● **WRITTEN TASK**: Below you will find a set of lines. Repeat them all exactly.

● **INPUT ROWS**:

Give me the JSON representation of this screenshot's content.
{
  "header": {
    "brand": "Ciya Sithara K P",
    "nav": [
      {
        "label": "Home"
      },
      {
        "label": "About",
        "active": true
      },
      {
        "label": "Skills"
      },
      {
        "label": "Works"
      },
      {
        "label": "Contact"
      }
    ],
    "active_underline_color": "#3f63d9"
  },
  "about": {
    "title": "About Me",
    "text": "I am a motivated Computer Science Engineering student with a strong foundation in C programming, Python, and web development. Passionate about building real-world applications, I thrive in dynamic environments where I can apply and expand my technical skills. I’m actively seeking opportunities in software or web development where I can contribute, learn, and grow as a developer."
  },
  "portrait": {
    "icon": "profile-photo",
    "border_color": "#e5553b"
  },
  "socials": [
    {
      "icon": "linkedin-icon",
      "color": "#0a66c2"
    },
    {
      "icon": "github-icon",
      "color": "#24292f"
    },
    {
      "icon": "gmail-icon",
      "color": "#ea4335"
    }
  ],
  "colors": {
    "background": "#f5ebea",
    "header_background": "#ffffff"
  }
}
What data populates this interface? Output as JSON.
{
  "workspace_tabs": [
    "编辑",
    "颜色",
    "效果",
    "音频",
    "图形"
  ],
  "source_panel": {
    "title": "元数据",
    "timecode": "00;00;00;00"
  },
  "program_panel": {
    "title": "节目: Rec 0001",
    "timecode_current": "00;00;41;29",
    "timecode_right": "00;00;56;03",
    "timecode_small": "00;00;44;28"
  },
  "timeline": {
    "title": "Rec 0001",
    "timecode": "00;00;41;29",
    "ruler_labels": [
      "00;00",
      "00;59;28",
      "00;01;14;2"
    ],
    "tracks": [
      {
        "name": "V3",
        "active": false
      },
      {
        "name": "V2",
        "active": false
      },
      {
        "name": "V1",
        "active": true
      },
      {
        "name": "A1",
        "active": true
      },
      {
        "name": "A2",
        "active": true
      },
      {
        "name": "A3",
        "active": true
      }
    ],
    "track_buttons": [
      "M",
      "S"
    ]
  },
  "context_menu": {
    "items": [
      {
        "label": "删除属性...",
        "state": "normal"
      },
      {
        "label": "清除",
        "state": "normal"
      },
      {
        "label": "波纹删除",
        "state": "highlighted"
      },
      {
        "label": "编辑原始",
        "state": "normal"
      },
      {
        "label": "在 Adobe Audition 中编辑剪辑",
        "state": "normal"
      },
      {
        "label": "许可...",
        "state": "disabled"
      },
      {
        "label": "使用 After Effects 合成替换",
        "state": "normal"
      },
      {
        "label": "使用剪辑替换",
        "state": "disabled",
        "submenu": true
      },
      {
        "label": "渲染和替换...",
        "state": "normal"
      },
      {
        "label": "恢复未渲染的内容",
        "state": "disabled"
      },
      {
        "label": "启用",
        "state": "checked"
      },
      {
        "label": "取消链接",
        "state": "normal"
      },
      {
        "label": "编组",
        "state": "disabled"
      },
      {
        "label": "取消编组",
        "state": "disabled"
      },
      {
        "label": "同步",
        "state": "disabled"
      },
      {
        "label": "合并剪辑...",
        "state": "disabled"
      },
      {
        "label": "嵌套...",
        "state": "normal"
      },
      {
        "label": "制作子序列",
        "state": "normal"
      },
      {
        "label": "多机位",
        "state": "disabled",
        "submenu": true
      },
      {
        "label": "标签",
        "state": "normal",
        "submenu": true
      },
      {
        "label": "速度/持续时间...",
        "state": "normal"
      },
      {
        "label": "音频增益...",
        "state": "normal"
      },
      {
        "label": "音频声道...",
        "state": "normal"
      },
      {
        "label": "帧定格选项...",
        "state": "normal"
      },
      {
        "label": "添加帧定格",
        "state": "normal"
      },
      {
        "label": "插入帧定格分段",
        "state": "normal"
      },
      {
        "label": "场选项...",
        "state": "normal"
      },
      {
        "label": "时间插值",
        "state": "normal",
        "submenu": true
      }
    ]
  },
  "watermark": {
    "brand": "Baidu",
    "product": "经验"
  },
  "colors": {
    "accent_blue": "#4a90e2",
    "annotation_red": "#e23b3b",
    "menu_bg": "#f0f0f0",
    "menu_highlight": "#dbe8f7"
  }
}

● **SOLUTION FOR THIS EXERCISE**:
Give me the JSON representation of this screenshot's content.
{
  "header": {
    "brand": "Ciya Sithara K P",
    "nav": [
      {
        "label": "Home"
      },
      {
        "label": "About",
        "active": true
      },
      {
        "label": "Skills"
      },
      {
        "label": "Works"
      },
      {
        "label": "Contact"
      }
    ],
    "active_underline_color": "#3f63d9"
  },
  "about": {
    "title": "About Me",
    "text": "I am a motivated Computer Science Engineering student with a strong foundation in C programming, Python, and web development. Passionate about building real-world applications, I thrive in dynamic environments where I can apply and expand my technical skills. I’m actively seeking opportunities in software or web development where I can contribute, learn, and grow as a developer."
  },
  "portrait": {
    "icon": "profile-photo",
    "border_color": "#e5553b"
  },
  "socials": [
    {
      "icon": "linkedin-icon",
      "color": "#0a66c2"
    },
    {
      "icon": "github-icon",
      "color": "#24292f"
    },
    {
      "icon": "gmail-icon",
      "color": "#ea4335"
    }
  ],
  "colors": {
    "background": "#f5ebea",
    "header_background": "#ffffff"
  }
}
What data populates this interface? Output as JSON.
{
  "workspace_tabs": [
    "编辑",
    "颜色",
    "效果",
    "音频",
    "图形"
  ],
  "source_panel": {
    "title": "元数据",
    "timecode": "00;00;00;00"
  },
  "program_panel": {
    "title": "节目: Rec 0001",
    "timecode_current": "00;00;41;29",
    "timecode_right": "00;00;56;03",
    "timecode_small": "00;00;44;28"
  },
  "timeline": {
    "title": "Rec 0001",
    "timecode": "00;00;41;29",
    "ruler_labels": [
      "00;00",
      "00;59;28",
      "00;01;14;2"
    ],
    "tracks": [
      {
        "name": "V3",
        "active": false
      },
      {
        "name": "V2",
        "active": false
      },
      {
        "name": "V1",
        "active": true
      },
      {
        "name": "A1",
        "active": true
      },
      {
        "name": "A2",
        "active": true
      },
      {
        "name": "A3",
        "active": true
      }
    ],
    "track_buttons": [
      "M",
      "S"
    ]
  },
  "context_menu": {
    "items": [
      {
        "label": "删除属性...",
        "state": "normal"
      },
      {
        "label": "清除",
        "state": "normal"
      },
      {
        "label": "波纹删除",
        "state": "highlighted"
      },
      {
        "label": "编辑原始",
        "state": "normal"
      },
      {
        "label": "在 Adobe Audition 中编辑剪辑",
        "state": "normal"
      },
      {
        "label": "许可...",
        "state": "disabled"
      },
      {
        "label": "使用 After Effects 合成替换",
        "state": "normal"
      },
      {
        "label": "使用剪辑替换",
        "state": "disabled",
        "submenu": true
      },
      {
        "label": "渲染和替换...",
        "state": "normal"
      },
      {
        "label": "恢复未渲染的内容",
        "state": "disabled"
      },
      {
        "label": "启用",
        "state": "checked"
      },
      {
        "label": "取消链接",
        "state": "normal"
      },
      {
        "label": "编组",
        "state": "disabled"
      },
      {
        "label": "取消编组",
        "state": "disabled"
      },
      {
        "label": "同步",
        "state": "disabled"
      },
      {
        "label": "合并剪辑...",
        "state": "disabled"
      },
      {
        "label": "嵌套...",
        "state": "normal"
      },
      {
        "label": "制作子序列",
        "state": "normal"
      },
      {
        "label": "多机位",
        "state": "disabled",
        "submenu": true
      },
      {
        "label": "标签",
        "state": "normal",
        "submenu": true
      },
      {
        "label": "速度/持续时间...",
        "state": "normal"
      },
      {
        "label": "音频增益...",
        "state": "normal"
      },
      {
        "label": "音频声道...",
        "state": "normal"
      },
      {
        "label": "帧定格选项...",
        "state": "normal"
      },
      {
        "label": "添加帧定格",
        "state": "normal"
      },
      {
        "label": "插入帧定格分段",
        "state": "normal"
      },
      {
        "label": "场选项...",
        "state": "normal"
      },
      {
        "label": "时间插值",
        "state": "normal",
        "submenu": true
      }
    ]
  },
  "watermark": {
    "brand": "Baidu",
    "product": "经验"
  },
  "colors": {
    "accent_blue": "#4a90e2",
    "annotation_red": "#e23b3b",
    "menu_bg": "#f0f0f0",
    "menu_highlight": "#dbe8f7"
  }
}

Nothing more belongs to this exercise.